What to work on - Restate each line of the listing exactly, without carrying over any pictures.

Stored rows -
## BEGIN

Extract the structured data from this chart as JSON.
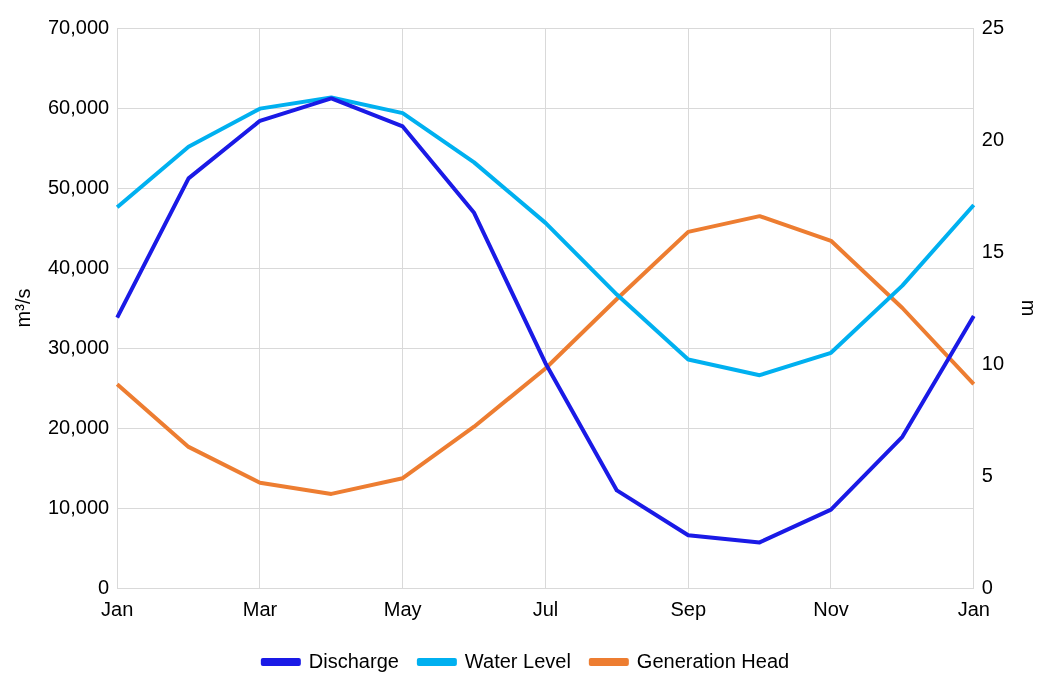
{
  "chart_data": {
    "type": "line",
    "xlabel": null,
    "ylabel": "m³/s",
    "y2label": "m",
    "categories": [
      "Jan",
      null,
      "Mar",
      null,
      "May",
      null,
      "Jul",
      null,
      "Sep",
      null,
      "Nov",
      null,
      "Jan"
    ],
    "series": [
      {
        "name": "Discharge",
        "color": "#1a1ae6",
        "values": [
          33800,
          51200,
          58400,
          61200,
          57700,
          46900,
          28100,
          12200,
          6600,
          5700,
          9800,
          18900,
          34000
        ]
      },
      {
        "name": "Water Level",
        "color": "#00b0f0",
        "axis": "y2",
        "values": [
          17.0,
          19.7,
          21.4,
          21.9,
          21.2,
          19.0,
          16.3,
          13.1,
          10.2,
          9.5,
          10.5,
          13.5,
          17.1
        ]
      },
      {
        "name": "Generation Head",
        "color": "#ed7d31",
        "axis": "y2",
        "values": [
          9.1,
          6.3,
          4.7,
          4.2,
          4.9,
          7.2,
          9.8,
          12.9,
          15.9,
          16.6,
          15.5,
          12.5,
          9.1
        ]
      }
    ],
    "ylim": [
      0,
      70000
    ],
    "yticks": [
      0,
      {
        "value": 10000,
        "label": "10,000"
      },
      {
        "value": 20000,
        "label": "20,000"
      },
      {
        "value": 30000,
        "label": "30,000"
      },
      {
        "value": 40000,
        "label": "40,000"
      },
      {
        "value": 50000,
        "label": "50,000"
      },
      {
        "value": 60000,
        "label": "60,000"
      },
      {
        "value": 70000,
        "label": "70,000"
      }
    ],
    "y2lim": [
      0,
      25
    ],
    "y2ticks": [
      0,
      5,
      10,
      15,
      20,
      25
    ],
    "grid": true,
    "legend": "bottom",
    "marker": "none",
    "line_style": "solid"
  }
}
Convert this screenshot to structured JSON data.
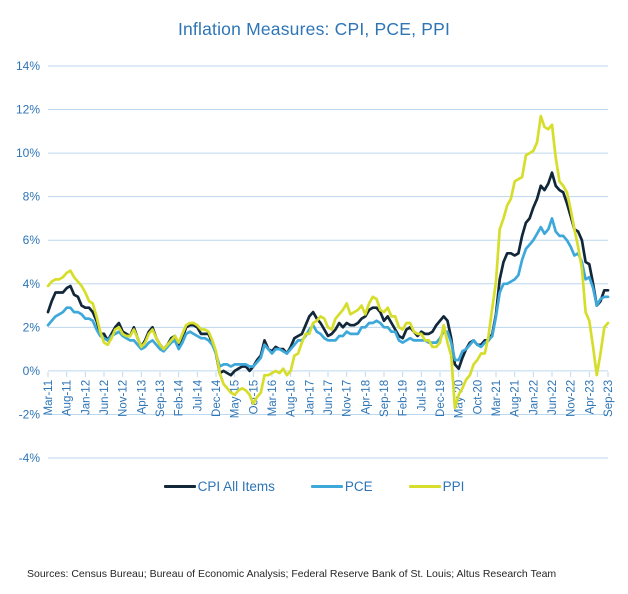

## END

Response to this task -
Extract the structured data from this chart as JSON.
{
  "chart_data": {
    "type": "line",
    "xlabel": null,
    "ylabel": "m³/s",
    "y2label": "m",
    "categories": [
      "Jan",
      null,
      "Mar",
      null,
      "May",
      null,
      "Jul",
      null,
      "Sep",
      null,
      "Nov",
      null,
      "Jan"
    ],
    "series": [
      {
        "name": "Discharge",
        "color": "#1a1ae6",
        "values": [
          33800,
          51200,
          58400,
          61200,
          57700,
          46900,
          28100,
          12200,
          6600,
          5700,
          9800,
          18900,
          34000
        ]
      },
      {
        "name": "Water Level",
        "color": "#00b0f0",
        "axis": "y2",
        "values": [
          17.0,
          19.7,
          21.4,
          21.9,
          21.2,
          19.0,
          16.3,
          13.1,
          10.2,
          9.5,
          10.5,
          13.5,
          17.1
        ]
      },
      {
        "name": "Generation Head",
        "color": "#ed7d31",
        "axis": "y2",
        "values": [
          9.1,
          6.3,
          4.7,
          4.2,
          4.9,
          7.2,
          9.8,
          12.9,
          15.9,
          16.6,
          15.5,
          12.5,
          9.1
        ]
      }
    ],
    "ylim": [
      0,
      70000
    ],
    "yticks": [
      0,
      {
        "value": 10000,
        "label": "10,000"
      },
      {
        "value": 20000,
        "label": "20,000"
      },
      {
        "value": 30000,
        "label": "30,000"
      },
      {
        "value": 40000,
        "label": "40,000"
      },
      {
        "value": 50000,
        "label": "50,000"
      },
      {
        "value": 60000,
        "label": "60,000"
      },
      {
        "value": 70000,
        "label": "70,000"
      }
    ],
    "y2lim": [
      0,
      25
    ],
    "y2ticks": [
      0,
      5,
      10,
      15,
      20,
      25
    ],
    "grid": true,
    "legend": "bottom",
    "marker": "none",
    "line_style": "solid"
  }
}
Convert this screenshot to structured JSON data.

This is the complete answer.